● **Stated task**
Print every line of the material below verbatim, with no changes.

● **Records supplied**

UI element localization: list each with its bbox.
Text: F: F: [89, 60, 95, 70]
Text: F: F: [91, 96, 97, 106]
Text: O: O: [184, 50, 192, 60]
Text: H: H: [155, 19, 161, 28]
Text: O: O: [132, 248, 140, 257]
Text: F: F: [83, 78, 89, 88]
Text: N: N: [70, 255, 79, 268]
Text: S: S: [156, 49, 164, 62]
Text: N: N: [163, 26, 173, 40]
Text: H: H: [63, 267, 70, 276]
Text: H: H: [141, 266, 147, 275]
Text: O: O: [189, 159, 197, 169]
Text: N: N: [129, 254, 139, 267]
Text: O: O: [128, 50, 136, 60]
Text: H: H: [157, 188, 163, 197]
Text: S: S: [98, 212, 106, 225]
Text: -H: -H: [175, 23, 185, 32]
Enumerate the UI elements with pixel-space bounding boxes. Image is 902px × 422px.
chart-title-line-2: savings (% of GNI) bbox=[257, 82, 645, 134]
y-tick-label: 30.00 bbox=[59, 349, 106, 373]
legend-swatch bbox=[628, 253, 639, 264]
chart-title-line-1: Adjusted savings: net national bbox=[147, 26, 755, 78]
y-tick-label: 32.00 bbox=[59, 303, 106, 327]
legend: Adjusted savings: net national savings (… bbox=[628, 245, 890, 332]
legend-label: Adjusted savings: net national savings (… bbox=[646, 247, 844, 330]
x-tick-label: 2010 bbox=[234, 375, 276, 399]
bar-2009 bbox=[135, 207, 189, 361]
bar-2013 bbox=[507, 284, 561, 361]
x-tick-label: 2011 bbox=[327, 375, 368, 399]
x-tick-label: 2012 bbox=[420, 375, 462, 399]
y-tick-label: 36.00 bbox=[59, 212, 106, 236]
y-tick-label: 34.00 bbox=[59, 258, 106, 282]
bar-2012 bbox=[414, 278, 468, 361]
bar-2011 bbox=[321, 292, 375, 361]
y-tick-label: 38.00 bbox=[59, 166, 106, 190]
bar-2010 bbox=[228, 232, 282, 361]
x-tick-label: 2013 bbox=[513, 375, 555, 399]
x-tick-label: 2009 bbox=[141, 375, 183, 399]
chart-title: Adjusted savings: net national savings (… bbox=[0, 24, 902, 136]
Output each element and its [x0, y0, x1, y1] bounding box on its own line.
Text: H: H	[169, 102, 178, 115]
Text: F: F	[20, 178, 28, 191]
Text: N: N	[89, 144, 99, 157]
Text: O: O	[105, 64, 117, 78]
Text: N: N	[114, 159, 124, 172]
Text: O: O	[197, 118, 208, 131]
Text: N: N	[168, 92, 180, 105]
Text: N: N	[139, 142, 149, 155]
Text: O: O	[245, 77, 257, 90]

● **Answer to the exercise**
UI element localization: list each with its bbox.
Text: F: F: [89, 60, 95, 70]
Text: F: F: [91, 96, 97, 106]
Text: O: O: [184, 50, 192, 60]
Text: H: H: [155, 19, 161, 28]
Text: O: O: [132, 248, 140, 257]
Text: F: F: [83, 78, 89, 88]
Text: N: N: [70, 255, 79, 268]
Text: S: S: [156, 49, 164, 62]
Text: N: N: [163, 26, 173, 40]
Text: H: H: [63, 267, 70, 276]
Text: H: H: [141, 266, 147, 275]
Text: O: O: [189, 159, 197, 169]
Text: N: N: [129, 254, 139, 267]
Text: O: O: [128, 50, 136, 60]
Text: H: H: [157, 188, 163, 197]
Text: S: S: [98, 212, 106, 225]
Text: -H: -H: [175, 23, 185, 32]
Enumerate the UI elements with pixel-space bounding boxes. Image is 902px × 422px.
chart-title-line-2: savings (% of GNI) bbox=[257, 82, 645, 134]
y-tick-label: 30.00 bbox=[59, 349, 106, 373]
legend-swatch bbox=[628, 253, 639, 264]
chart-title-line-1: Adjusted savings: net national bbox=[147, 26, 755, 78]
y-tick-label: 32.00 bbox=[59, 303, 106, 327]
legend: Adjusted savings: net national savings (… bbox=[628, 245, 890, 332]
legend-label: Adjusted savings: net national savings (… bbox=[646, 247, 844, 330]
x-tick-label: 2010 bbox=[234, 375, 276, 399]
bar-2009 bbox=[135, 207, 189, 361]
bar-2013 bbox=[507, 284, 561, 361]
x-tick-label: 2011 bbox=[327, 375, 368, 399]
x-tick-label: 2012 bbox=[420, 375, 462, 399]
y-tick-label: 36.00 bbox=[59, 212, 106, 236]
y-tick-label: 34.00 bbox=[59, 258, 106, 282]
bar-2012 bbox=[414, 278, 468, 361]
bar-2011 bbox=[321, 292, 375, 361]
y-tick-label: 38.00 bbox=[59, 166, 106, 190]
bar-2010 bbox=[228, 232, 282, 361]
x-tick-label: 2013 bbox=[513, 375, 555, 399]
x-tick-label: 2009 bbox=[141, 375, 183, 399]
chart-title: Adjusted savings: net national savings (… bbox=[0, 24, 902, 136]
Output each element and its [x0, y0, x1, y1] bounding box on its own line.
Text: H: H	[169, 102, 178, 115]
Text: F: F	[20, 178, 28, 191]
Text: N: N	[89, 144, 99, 157]
Text: O: O	[105, 64, 117, 78]
Text: N: N	[114, 159, 124, 172]
Text: O: O	[197, 118, 208, 131]
Text: N: N	[168, 92, 180, 105]
Text: N: N	[139, 142, 149, 155]
Text: O: O	[245, 77, 257, 90]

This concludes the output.